Your instructions
Scan the data below. Pull out each line where "circle" occurs.

Material for the task

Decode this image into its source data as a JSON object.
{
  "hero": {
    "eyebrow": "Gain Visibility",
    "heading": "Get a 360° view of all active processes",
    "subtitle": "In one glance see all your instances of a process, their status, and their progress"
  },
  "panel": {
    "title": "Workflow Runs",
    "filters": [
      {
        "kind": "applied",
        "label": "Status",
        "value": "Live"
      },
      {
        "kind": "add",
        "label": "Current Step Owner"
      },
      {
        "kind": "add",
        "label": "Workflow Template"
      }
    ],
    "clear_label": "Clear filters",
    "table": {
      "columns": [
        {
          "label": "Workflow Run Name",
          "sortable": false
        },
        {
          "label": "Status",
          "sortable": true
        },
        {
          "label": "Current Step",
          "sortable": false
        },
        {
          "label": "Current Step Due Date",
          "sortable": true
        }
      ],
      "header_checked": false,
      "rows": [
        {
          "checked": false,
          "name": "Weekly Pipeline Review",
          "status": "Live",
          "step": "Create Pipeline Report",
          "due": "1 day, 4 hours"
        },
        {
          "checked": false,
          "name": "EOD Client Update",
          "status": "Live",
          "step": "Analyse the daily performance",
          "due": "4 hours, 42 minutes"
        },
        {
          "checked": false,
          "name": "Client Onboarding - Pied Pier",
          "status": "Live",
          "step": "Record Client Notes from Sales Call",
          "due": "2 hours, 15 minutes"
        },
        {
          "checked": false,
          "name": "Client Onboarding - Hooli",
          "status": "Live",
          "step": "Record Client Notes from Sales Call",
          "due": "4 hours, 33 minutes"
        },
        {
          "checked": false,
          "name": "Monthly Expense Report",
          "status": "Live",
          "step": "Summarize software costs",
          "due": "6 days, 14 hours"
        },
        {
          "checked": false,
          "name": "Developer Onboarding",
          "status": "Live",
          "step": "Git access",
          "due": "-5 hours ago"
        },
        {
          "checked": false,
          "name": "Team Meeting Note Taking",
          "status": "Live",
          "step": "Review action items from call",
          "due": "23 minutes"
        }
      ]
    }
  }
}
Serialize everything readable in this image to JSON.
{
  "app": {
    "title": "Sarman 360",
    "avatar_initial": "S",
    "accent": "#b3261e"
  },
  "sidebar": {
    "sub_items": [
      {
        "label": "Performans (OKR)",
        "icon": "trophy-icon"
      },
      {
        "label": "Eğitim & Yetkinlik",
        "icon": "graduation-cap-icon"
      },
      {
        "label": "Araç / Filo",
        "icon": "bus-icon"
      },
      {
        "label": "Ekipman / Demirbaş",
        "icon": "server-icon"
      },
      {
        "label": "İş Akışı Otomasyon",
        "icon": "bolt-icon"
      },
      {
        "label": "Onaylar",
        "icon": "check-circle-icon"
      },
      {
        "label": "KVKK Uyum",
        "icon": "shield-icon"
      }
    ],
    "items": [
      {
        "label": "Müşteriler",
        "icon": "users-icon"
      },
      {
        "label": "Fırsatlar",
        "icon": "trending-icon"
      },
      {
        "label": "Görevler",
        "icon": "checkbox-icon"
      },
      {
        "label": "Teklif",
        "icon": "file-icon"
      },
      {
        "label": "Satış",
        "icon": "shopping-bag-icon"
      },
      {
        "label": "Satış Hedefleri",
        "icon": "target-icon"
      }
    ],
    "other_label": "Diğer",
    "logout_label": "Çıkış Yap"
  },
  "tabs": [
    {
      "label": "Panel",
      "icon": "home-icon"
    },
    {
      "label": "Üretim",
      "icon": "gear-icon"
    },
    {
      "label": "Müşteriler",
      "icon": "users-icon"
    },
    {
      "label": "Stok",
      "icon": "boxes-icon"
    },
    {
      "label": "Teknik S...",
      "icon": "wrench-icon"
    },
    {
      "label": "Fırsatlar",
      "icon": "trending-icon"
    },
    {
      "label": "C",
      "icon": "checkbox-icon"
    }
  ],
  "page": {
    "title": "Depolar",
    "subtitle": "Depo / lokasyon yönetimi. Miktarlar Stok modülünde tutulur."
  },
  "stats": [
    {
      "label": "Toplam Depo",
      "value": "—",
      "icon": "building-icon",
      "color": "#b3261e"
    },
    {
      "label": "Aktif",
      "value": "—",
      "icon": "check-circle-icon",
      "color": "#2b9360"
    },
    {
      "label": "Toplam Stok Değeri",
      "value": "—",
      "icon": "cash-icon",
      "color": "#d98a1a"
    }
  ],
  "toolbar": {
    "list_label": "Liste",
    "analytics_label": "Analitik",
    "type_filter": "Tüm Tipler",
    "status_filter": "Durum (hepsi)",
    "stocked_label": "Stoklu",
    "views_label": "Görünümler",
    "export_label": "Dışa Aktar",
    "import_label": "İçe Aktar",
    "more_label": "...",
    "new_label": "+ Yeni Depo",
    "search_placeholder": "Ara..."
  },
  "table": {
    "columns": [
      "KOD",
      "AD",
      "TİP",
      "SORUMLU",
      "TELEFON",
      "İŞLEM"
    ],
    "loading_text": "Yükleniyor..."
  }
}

Correct output
        "icon": "check-circle-icon"
      "icon": "check-circle-icon",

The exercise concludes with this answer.